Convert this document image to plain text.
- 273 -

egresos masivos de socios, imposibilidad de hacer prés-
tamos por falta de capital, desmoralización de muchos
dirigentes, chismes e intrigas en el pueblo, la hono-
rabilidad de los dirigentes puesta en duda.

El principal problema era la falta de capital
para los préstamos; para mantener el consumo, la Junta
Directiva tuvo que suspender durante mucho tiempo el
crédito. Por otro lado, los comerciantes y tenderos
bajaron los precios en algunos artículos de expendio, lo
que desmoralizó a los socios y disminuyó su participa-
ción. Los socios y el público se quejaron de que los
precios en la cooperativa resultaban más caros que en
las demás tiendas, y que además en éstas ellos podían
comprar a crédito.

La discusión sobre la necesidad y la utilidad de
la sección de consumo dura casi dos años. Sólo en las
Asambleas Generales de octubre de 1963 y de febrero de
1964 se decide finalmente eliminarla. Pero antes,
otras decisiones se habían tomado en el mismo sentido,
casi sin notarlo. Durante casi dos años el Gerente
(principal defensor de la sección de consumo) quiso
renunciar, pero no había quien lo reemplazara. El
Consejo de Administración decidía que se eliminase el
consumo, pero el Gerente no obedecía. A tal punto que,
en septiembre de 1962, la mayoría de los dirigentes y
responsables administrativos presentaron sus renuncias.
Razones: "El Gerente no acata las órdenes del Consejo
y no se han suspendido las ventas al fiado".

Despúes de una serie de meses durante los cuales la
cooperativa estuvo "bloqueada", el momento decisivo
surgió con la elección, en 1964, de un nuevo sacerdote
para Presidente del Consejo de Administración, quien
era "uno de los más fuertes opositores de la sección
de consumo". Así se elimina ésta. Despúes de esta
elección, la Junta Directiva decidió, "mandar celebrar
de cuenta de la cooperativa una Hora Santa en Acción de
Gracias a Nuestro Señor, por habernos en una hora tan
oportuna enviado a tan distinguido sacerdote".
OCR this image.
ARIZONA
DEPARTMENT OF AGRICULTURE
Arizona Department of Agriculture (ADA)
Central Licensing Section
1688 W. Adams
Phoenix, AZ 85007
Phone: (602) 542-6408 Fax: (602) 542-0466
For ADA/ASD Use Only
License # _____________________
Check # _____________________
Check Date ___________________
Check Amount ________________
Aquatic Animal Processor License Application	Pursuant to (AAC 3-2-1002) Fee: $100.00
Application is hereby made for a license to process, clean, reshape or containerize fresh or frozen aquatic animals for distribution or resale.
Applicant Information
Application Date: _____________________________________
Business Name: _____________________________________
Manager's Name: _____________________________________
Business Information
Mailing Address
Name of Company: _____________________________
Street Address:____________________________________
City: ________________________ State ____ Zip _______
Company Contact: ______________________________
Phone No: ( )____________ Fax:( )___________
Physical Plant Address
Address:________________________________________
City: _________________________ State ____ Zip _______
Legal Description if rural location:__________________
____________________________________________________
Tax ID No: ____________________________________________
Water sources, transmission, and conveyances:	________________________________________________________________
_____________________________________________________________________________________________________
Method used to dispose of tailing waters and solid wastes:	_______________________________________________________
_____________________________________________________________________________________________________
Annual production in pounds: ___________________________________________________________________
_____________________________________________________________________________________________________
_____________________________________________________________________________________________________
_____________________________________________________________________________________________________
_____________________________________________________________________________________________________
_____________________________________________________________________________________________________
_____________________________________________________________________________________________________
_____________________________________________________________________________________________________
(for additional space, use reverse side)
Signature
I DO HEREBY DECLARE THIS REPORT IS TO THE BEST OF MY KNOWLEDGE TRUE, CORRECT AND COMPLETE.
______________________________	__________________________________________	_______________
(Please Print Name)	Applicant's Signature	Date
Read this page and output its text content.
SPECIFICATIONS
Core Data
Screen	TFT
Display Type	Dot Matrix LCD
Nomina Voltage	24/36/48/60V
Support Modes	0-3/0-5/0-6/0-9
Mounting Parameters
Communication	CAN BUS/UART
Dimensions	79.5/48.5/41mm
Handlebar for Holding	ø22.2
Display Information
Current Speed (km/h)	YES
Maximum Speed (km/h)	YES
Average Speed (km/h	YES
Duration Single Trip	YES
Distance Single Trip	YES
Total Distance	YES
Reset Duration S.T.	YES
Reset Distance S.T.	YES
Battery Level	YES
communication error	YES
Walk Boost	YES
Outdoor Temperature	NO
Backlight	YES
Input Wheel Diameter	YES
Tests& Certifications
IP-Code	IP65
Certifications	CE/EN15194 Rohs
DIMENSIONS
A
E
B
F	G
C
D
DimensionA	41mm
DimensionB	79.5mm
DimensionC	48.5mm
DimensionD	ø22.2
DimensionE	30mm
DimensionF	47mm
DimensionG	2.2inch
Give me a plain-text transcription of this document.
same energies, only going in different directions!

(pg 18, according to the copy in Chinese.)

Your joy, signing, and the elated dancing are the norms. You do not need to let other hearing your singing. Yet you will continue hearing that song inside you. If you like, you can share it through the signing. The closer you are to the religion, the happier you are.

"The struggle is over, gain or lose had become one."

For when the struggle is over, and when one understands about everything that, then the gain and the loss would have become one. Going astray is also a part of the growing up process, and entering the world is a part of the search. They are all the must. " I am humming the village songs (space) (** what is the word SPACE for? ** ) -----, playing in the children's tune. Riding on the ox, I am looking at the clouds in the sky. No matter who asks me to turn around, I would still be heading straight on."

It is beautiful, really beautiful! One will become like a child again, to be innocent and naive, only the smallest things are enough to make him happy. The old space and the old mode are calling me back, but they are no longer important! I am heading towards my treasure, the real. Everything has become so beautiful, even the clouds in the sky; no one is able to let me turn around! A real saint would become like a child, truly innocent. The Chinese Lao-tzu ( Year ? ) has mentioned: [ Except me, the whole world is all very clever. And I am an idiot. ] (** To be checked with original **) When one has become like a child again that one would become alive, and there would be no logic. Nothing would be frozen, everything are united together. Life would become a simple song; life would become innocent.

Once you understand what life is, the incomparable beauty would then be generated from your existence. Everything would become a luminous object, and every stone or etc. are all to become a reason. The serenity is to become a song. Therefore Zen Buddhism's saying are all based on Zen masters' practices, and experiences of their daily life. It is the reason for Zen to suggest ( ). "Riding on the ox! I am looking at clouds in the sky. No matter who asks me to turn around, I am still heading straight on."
::::
**Short task**
Where a line above holds the string "document", show that line.

**Response**
Convert this document image to plain text.
Give me a plain-text transcription of this document.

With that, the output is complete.